- _TEXT SECTION_
------------------------------------------------------------------------

As discussed in the Megathread, jetting was inferred for these species based on how other cephalopods move about. It’s worth noting that extant Nautilus do utilize this type of jet propulsion, though it doesn’t move them all that fast (max of ~25 cm/s, Parent et al. 2014) compared to the speeds seen in cuttlefish, squid, and octopodes (e.g., 10 m/s, Vogel 1987). Ammonites were certainly a diverse enough group that jetting likely was present in some of these species, but specific groups are harder to nail down. Hence the sin.
Reasonable inference…but still speculation
Out of place Globidens
The main vertebrate star in this scene is Globidens dakotensis. At least, that seems to be the case. As is typical for Prehistoric Planet, the species name is not given, but the Twitter Megathread does say that G. dakotensis was used as the template for this species. As the name implies, G. dakotensis is found in the Dakotas (South Dakota) and not around the Gulf of Mexico. It’s also from the Middle Campanian, making it too old for this location (Driscoll et al. 2019). A seemingly better candidate would have been G. phosphaticus, as it’s known from the Maastrichtian. However, G. phosphaticus comes from Angola, Africa (Driscoll et al. 2019), making it a worse fit. There is a potential Globidens species from the right time and place (Buchy et al. 2007), but its affinities don’t fully align with Globidens, so it remains undetermined for now. Technically, the Globidens shown in Prehistoric Planet, doesn’t really line up with any specific species. However, since G. dakotensis is known from better material, and was used as the “template” for the episode’s Globidens, I would say that this is the most likely species or species look-alike shown in the episode, which may not be accurate for the time and place shown.
Egg sac attachments
Near the end of the scene the surviving female Sphenodiscus attach a single egg sac (with thousands of eggs in it) to rocky crags around the ocean floor and abandon them after that. As with the Oceans episode, we do have some primary evidence for the size and shape of an ammonite egg sac (Etches et al. 2009). We can also infer some life history traits for ammonites based on extant cephalopods that all basically show the same “lay’em and leave’em” approach (adults typically die a few days later).

------------------------------------------------------------------------

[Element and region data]
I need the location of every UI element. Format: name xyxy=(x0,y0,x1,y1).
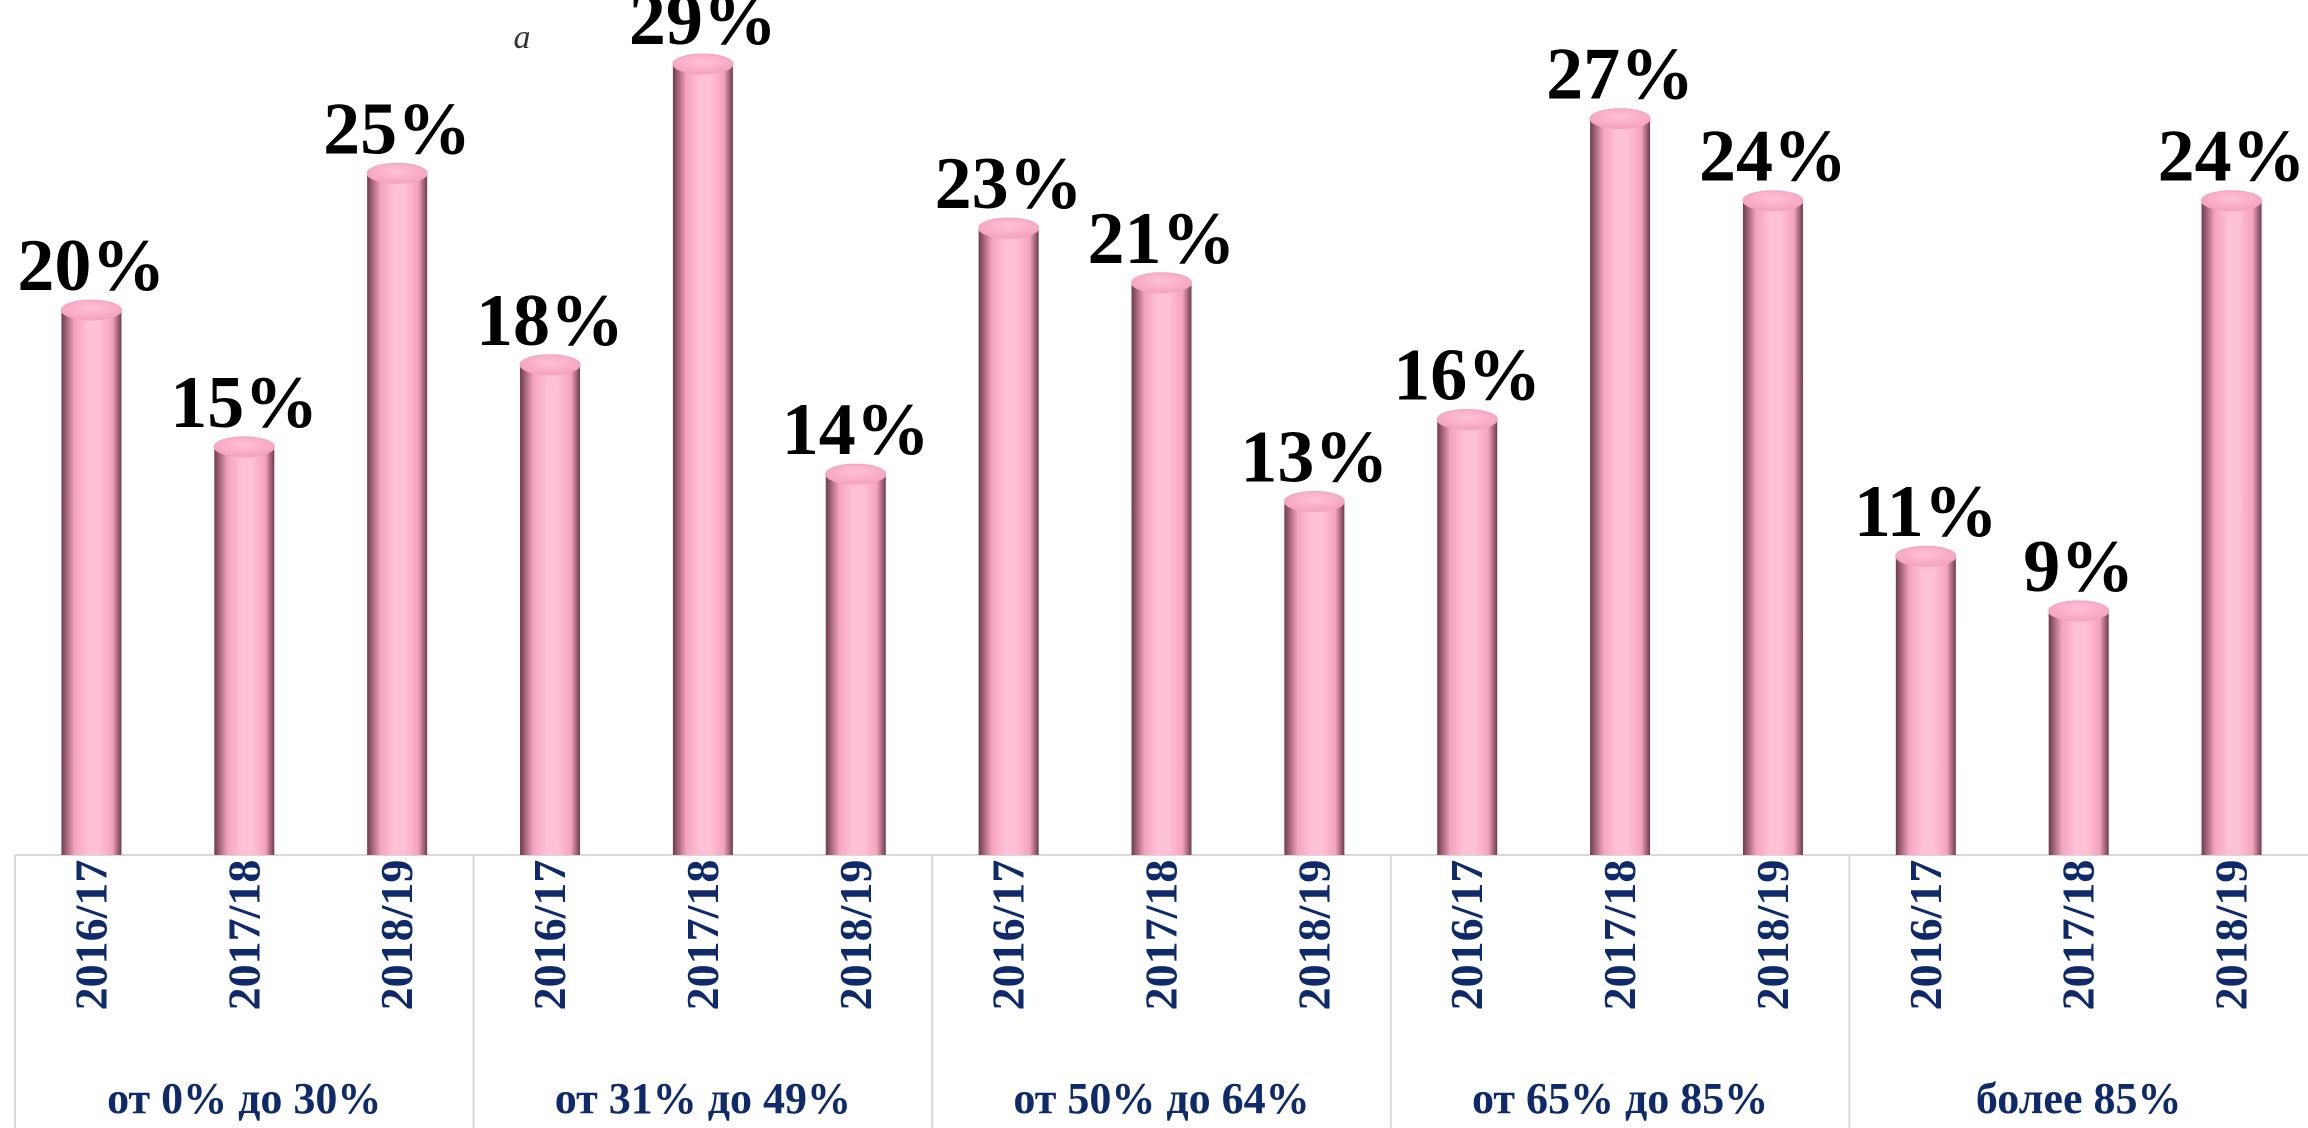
value-label: 9% xyxy=(2023,526,2134,608)
year-tick-label: 2016/17 xyxy=(983,860,1034,1011)
bar-cap xyxy=(519,354,581,376)
year-tick-label: 2017/18 xyxy=(218,860,269,1011)
value-label: 21% xyxy=(1088,198,1236,280)
value-label: 23% xyxy=(935,143,1083,225)
bar-cap xyxy=(1895,545,1957,567)
bar xyxy=(520,362,581,855)
bar-cap xyxy=(366,162,428,184)
group-tick-label: от 50% до 64% xyxy=(1013,1074,1309,1123)
bar-cap xyxy=(1589,108,1651,130)
year-tick-label: 2016/17 xyxy=(1900,860,1951,1011)
bar-cap xyxy=(1131,272,1192,294)
bar-cap xyxy=(60,299,122,321)
year-tick-label: 2016/17 xyxy=(524,860,575,1011)
bar xyxy=(1742,198,1803,856)
bar-cap xyxy=(1436,408,1498,430)
year-tick-label: 2018/19 xyxy=(371,860,422,1011)
bar xyxy=(1895,554,1956,855)
group-tick-label: от 0% до 30% xyxy=(107,1074,381,1123)
value-label: 29% xyxy=(629,0,777,61)
group-tick-labels: от 0% до 30% от 31% до 49% от 50% до 64% от… xyxy=(107,1074,2181,1123)
value-label: 15% xyxy=(170,362,318,444)
year-tick-label: 2018/19 xyxy=(2206,860,2257,1011)
bar-cap xyxy=(213,436,275,458)
bar xyxy=(367,171,428,856)
value-label: 13% xyxy=(1240,417,1388,499)
bar-cap xyxy=(1283,491,1345,513)
value-label: 18% xyxy=(476,280,624,362)
value-label: 27% xyxy=(1546,34,1694,116)
bar-cap xyxy=(1742,190,1804,212)
group-tick-label: от 65% до 85% xyxy=(1472,1074,1768,1123)
year-tick-label: 2018/19 xyxy=(1288,860,1339,1011)
value-label: 11% xyxy=(1854,471,1998,553)
value-label: 25% xyxy=(323,88,471,170)
year-tick-label: 2018/19 xyxy=(1747,860,1798,1011)
bar-cap xyxy=(825,463,887,485)
bar-cap xyxy=(2201,190,2263,212)
value-labels: 20%15%25%18%29%14%23%21%13%16%27%24%11%9… xyxy=(17,0,2305,608)
bar-cap xyxy=(2048,600,2110,622)
year-tick-label: 2017/18 xyxy=(677,860,728,1011)
year-tick-labels: 2016/17 2017/18 2018/19 2016/17 2017/18 2018/… xyxy=(65,860,2256,1011)
bar xyxy=(1284,499,1345,855)
year-tick-label: 2018/19 xyxy=(830,860,881,1011)
bar xyxy=(2048,608,2109,855)
group-tick-label: от 31% до 49% xyxy=(555,1074,851,1123)
value-label: 24% xyxy=(2158,116,2306,198)
bar xyxy=(2201,198,2262,856)
bar xyxy=(214,444,275,855)
bars xyxy=(60,53,2263,856)
year-tick-label: 2016/17 xyxy=(1441,860,1492,1011)
value-label: 16% xyxy=(1393,334,1541,416)
bar xyxy=(978,226,1039,855)
value-label: 24% xyxy=(1699,116,1847,198)
year-tick-label: 2017/18 xyxy=(1594,860,1645,1011)
bar xyxy=(672,62,733,855)
year-tick-label: 2016/17 xyxy=(65,860,116,1011)
bar-cap xyxy=(978,217,1040,239)
value-label: 14% xyxy=(782,389,930,471)
year-tick-label: 2017/18 xyxy=(1136,860,1187,1011)
panel-letter: а xyxy=(514,19,531,56)
group-tick-label: более 85% xyxy=(1976,1074,2182,1123)
bar xyxy=(1131,280,1192,855)
value-label: 20% xyxy=(17,225,165,307)
bar xyxy=(61,308,122,855)
bar-cap xyxy=(672,53,734,75)
bar xyxy=(1437,417,1498,855)
bar xyxy=(1590,116,1651,856)
bar xyxy=(825,472,886,855)
year-tick-label: 2017/18 xyxy=(2053,860,2104,1011)
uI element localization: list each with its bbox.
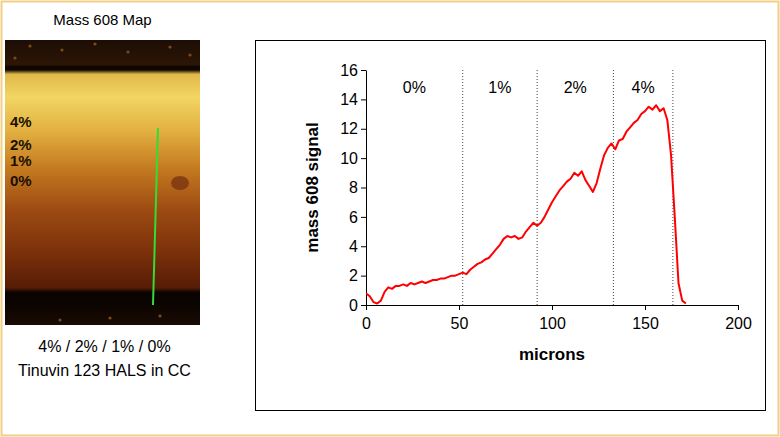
y-tick-mark — [361, 276, 366, 277]
map-background — [5, 40, 200, 325]
region-label: 1% — [488, 79, 511, 96]
layer-label: 1% — [10, 152, 32, 169]
x-tick: 150 — [632, 305, 659, 332]
y-tick-label: 4 — [349, 238, 358, 255]
y-tick: 8 — [349, 179, 366, 196]
x-tick: 200 — [725, 305, 752, 332]
layer-label: 4% — [10, 113, 32, 130]
y-tick-label: 12 — [340, 120, 358, 137]
x-tick-label: 100 — [539, 315, 566, 332]
x-tick-label: 150 — [632, 315, 659, 332]
x-tick-label: 200 — [725, 315, 752, 332]
map-speck — [60, 48, 63, 51]
map-speck — [168, 45, 171, 48]
y-tick: 0 — [349, 297, 366, 314]
x-tick-mark — [459, 305, 460, 310]
y-tick-mark — [361, 246, 366, 247]
figure: Mass 608 Map4%2%1%0%4% / 2% / 1% / 0%Tin… — [0, 0, 780, 437]
region-boundaries — [463, 70, 673, 305]
signal-line — [366, 105, 686, 303]
map-caption: 4% / 2% / 1% / 0% — [38, 338, 171, 355]
x-tick: 100 — [539, 305, 566, 332]
y-tick: 6 — [349, 208, 366, 225]
y-tick: 2 — [349, 267, 366, 284]
y-tick-label: 10 — [340, 150, 358, 167]
map-caption: Tinuvin 123 HALS in CC — [18, 362, 191, 379]
y-tick: 4 — [349, 238, 366, 255]
y-tick-mark — [361, 129, 366, 130]
map-speck — [93, 42, 96, 45]
y-tick-label: 2 — [349, 267, 358, 284]
y-tick-label: 14 — [340, 91, 358, 108]
map-title: Mass 608 Map — [53, 11, 151, 28]
profile-line — [153, 128, 158, 305]
y-tick-label: 0 — [349, 297, 358, 314]
region-label: 2% — [564, 79, 587, 96]
map-speck — [28, 44, 31, 47]
map-speck — [108, 316, 111, 319]
x-tick-mark — [645, 305, 646, 310]
y-tick: 16 — [340, 62, 366, 79]
layer-label: 2% — [10, 136, 32, 153]
map-speck — [13, 56, 16, 59]
y-tick: 14 — [340, 91, 366, 108]
y-tick-mark — [361, 217, 366, 218]
x-tick: 50 — [451, 305, 469, 332]
map-speck — [58, 318, 61, 321]
map-speck — [158, 314, 161, 317]
y-axis-line — [366, 71, 367, 306]
y-tick-mark — [361, 188, 366, 189]
map-speck — [126, 50, 129, 53]
y-tick-mark — [361, 70, 366, 71]
x-tick-label: 0 — [362, 315, 371, 332]
y-tick-mark — [361, 305, 366, 306]
map-speck — [188, 53, 191, 56]
y-tick: 10 — [340, 150, 366, 167]
y-tick-label: 8 — [349, 179, 358, 196]
y-tick: 12 — [340, 120, 366, 137]
y-tick-mark — [361, 99, 366, 100]
x-axis: 0 50 100 150 200 — [362, 305, 752, 332]
layer-label: 0% — [10, 172, 32, 189]
x-tick: 0 — [362, 305, 371, 332]
map-spot — [171, 176, 189, 190]
y-axis-title: mass 608 signal — [303, 122, 322, 252]
x-tick-mark — [366, 305, 367, 310]
x-axis-title: microns — [519, 345, 585, 364]
x-tick-mark — [738, 305, 739, 310]
y-axis: 0 2 4 6 8 10 12 14 16 — [340, 62, 366, 314]
y-tick-label: 6 — [349, 208, 358, 225]
map-image — [5, 40, 200, 325]
region-label: 4% — [632, 79, 655, 96]
region-label: 0% — [403, 79, 426, 96]
y-tick-label: 16 — [340, 62, 358, 79]
region-boundary — [613, 70, 614, 305]
outer-frame — [2, 2, 779, 436]
chart-frame — [256, 41, 766, 411]
region-boundary — [462, 70, 463, 305]
y-tick-mark — [361, 158, 366, 159]
x-tick-label: 50 — [451, 315, 469, 332]
x-tick-mark — [552, 305, 553, 310]
plot-marks — [366, 105, 686, 303]
region-boundary — [537, 70, 538, 305]
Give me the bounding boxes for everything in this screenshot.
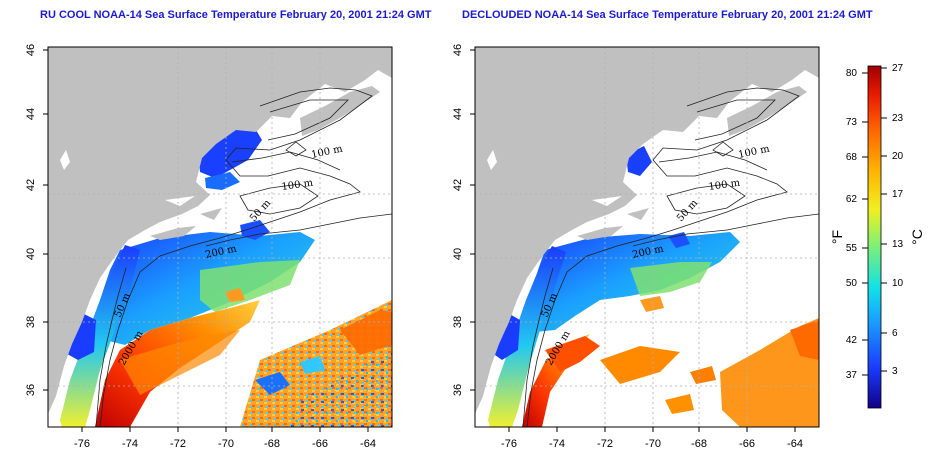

------------------------------------------------------------------------

- _AIM OF THE TASK_
Continue the text on the ammonite and Globidens scene from its final sentence. These rows are separate material and are unrelated to the text on the ammonite and Globidens scene.

- _SOLVED EXERCISE_
Nonetheless, the specifics for egg sac location, number, and attachment cannot be fully supported by the fossil record, nor can the extant phylogenetic bracket style inferences.
Incapacitate rather than devour
In the scene, we see G. dakotensis swim through the Sphenodiscus shoal and bite several individuals, cracking their shells and thus causing them to lose their positive buoyancy and sink to the ocean floor where G. dakotensis later stops by to scoop them up. We do have some evidence for this behaviour in the form of tooth marks on ammonite shells that have been attributed to mosasaurs (e.g, Kauffman 1990). However, as noted in the Megathread, this interpretation is not without controversy in the literature. Some authors argue for limpet rasping after death rather than mosasaur attacks (Kase et al. 1998), while others have argued that the limpet interpretation is incorrect (Wahl 2008). So, it’s a bit of a mixed bag here on interpreting the data.
Regardless, the bite and release hypothesis is unique to Prehistoric Planet. It’s possible that this happened, but it’s equally possible that the smaller ammonites were swallowed whole while the larger ones were cracked a few times in the mosasaur’s jaws (see Dracaena example above).
Myth promotion
“Just” marine lizards
When the scene first opens and the audience sees G. dakotensis swim by, Attenborough informs the audience that these reptiles “may look like huge sharks, but they are in fact a kind of aquatic lizard.” Couple this with Dr. Habib’s statement in the Oceans Prehistoric Planet Uncovered segment referring to mosasaurs as a “whale-sized Komodo dragon” and the myth that mosasaurs were just “marine lizards” continues. I’ve been meaning to do a deep dive on mosasaurs for a while. Maybe that will happen next year, but for now I’ll say that the idea that these marine reptiles were “just lizards” does immense disservice to just how much this group had changed from a “typical” terrestrial lizard. It’s as misleading as calling whales “just aquatic cows”.

Bad artistic choice
“Tiger” ammonites
We see a return of ammonites in this scene. This time we see species in the genus, Sphenodiscus. Attenborough refers to these ammonites as tiger ammonites, based on their tiger striping. According to the Megathread, this was an invented name for an idea that the production team had for what these ammonites would have looked like in life. In other words, they made up a look and then gave it an even more made up “common name”
Three sins for that.
Scene 3: Lake-side in Wyoming

Baseless speculation
Flocking Styginetta
The first animal to appear in this scene is the bird species, Styginetta lofgreni. This potential presbyornithid is shown living in flocks around a soda lake. To date, the only material we have for S. lofgreni are six scapulae, a carpometacarpus and part of the sternum (Stidham 2001). That’s not really enough to accurately reconstruct the animal (or possibly even name. More on that below), much less assume some type of flocking behaviour.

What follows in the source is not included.